(Recorded data)
----------------
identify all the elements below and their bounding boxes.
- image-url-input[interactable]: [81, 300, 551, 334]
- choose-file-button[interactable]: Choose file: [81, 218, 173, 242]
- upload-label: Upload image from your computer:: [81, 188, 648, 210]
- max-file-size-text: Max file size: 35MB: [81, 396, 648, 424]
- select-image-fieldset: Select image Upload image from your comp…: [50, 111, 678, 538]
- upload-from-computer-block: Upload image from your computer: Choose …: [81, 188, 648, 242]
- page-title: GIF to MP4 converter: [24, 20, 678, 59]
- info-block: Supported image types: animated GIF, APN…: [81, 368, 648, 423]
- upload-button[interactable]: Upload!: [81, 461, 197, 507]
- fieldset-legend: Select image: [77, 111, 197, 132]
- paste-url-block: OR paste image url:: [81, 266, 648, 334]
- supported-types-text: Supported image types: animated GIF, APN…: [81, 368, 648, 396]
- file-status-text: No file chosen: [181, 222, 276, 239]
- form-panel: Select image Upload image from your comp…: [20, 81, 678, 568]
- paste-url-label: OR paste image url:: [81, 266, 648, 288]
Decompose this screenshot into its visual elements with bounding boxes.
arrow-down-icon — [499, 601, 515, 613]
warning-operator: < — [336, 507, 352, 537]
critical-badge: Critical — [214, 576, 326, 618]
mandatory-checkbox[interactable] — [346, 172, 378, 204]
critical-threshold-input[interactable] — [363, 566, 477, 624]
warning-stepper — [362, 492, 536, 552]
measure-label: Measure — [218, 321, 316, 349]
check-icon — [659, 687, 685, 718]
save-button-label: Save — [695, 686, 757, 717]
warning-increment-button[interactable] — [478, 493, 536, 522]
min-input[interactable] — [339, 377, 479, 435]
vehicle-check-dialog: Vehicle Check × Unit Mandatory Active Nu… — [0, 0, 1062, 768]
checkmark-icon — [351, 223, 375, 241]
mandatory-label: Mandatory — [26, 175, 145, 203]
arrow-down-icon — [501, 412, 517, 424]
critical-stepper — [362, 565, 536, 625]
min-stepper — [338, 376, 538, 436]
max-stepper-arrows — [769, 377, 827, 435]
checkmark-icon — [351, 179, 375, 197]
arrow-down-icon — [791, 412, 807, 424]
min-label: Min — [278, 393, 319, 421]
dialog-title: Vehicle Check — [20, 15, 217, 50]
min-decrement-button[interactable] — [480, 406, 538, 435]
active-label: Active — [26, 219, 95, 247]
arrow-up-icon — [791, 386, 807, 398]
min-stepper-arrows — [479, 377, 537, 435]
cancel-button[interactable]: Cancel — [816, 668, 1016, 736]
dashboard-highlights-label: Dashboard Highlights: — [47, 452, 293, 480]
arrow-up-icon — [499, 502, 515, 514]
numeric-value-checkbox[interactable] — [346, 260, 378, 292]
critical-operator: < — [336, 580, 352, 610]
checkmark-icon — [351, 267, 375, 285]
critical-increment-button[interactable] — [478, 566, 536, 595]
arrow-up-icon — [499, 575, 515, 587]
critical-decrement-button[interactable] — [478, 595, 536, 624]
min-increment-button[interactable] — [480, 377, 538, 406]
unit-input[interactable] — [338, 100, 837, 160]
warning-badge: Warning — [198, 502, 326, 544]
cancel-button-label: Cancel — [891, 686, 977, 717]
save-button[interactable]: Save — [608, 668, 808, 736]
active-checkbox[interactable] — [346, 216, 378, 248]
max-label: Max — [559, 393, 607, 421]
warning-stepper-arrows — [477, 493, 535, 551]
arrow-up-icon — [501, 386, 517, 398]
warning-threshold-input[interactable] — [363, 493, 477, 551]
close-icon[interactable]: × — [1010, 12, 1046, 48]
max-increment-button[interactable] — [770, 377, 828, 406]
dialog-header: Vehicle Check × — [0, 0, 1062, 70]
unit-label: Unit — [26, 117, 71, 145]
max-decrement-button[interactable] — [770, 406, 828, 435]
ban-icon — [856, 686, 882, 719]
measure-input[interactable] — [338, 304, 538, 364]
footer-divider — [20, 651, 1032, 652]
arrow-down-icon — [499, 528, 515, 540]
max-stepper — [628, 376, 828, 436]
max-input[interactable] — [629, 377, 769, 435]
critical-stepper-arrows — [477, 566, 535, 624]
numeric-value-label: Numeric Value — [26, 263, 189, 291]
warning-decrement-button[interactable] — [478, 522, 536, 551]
----------------
§ **WORK TO COMPLETE**
Please copy the entries above word for word, from the first line through the line containing "- file-status-text: No", including both.

§ **COMPLETE ANSWER**
identify all the elements below and their bounding boxes.
- image-url-input[interactable]: [81, 300, 551, 334]
- choose-file-button[interactable]: Choose file: [81, 218, 173, 242]
- upload-label: Upload image from your computer:: [81, 188, 648, 210]
- max-file-size-text: Max file size: 35MB: [81, 396, 648, 424]
- select-image-fieldset: Select image Upload image from your comp…: [50, 111, 678, 538]
- upload-from-computer-block: Upload image from your computer: Choose …: [81, 188, 648, 242]
- page-title: GIF to MP4 converter: [24, 20, 678, 59]
- info-block: Supported image types: animated GIF, APN…: [81, 368, 648, 423]
- upload-button[interactable]: Upload!: [81, 461, 197, 507]
- fieldset-legend: Select image: [77, 111, 197, 132]
- paste-url-block: OR paste image url:: [81, 266, 648, 334]
- supported-types-text: Supported image types: animated GIF, APN…: [81, 368, 648, 396]
- file-status-text: No file chosen: [181, 222, 276, 239]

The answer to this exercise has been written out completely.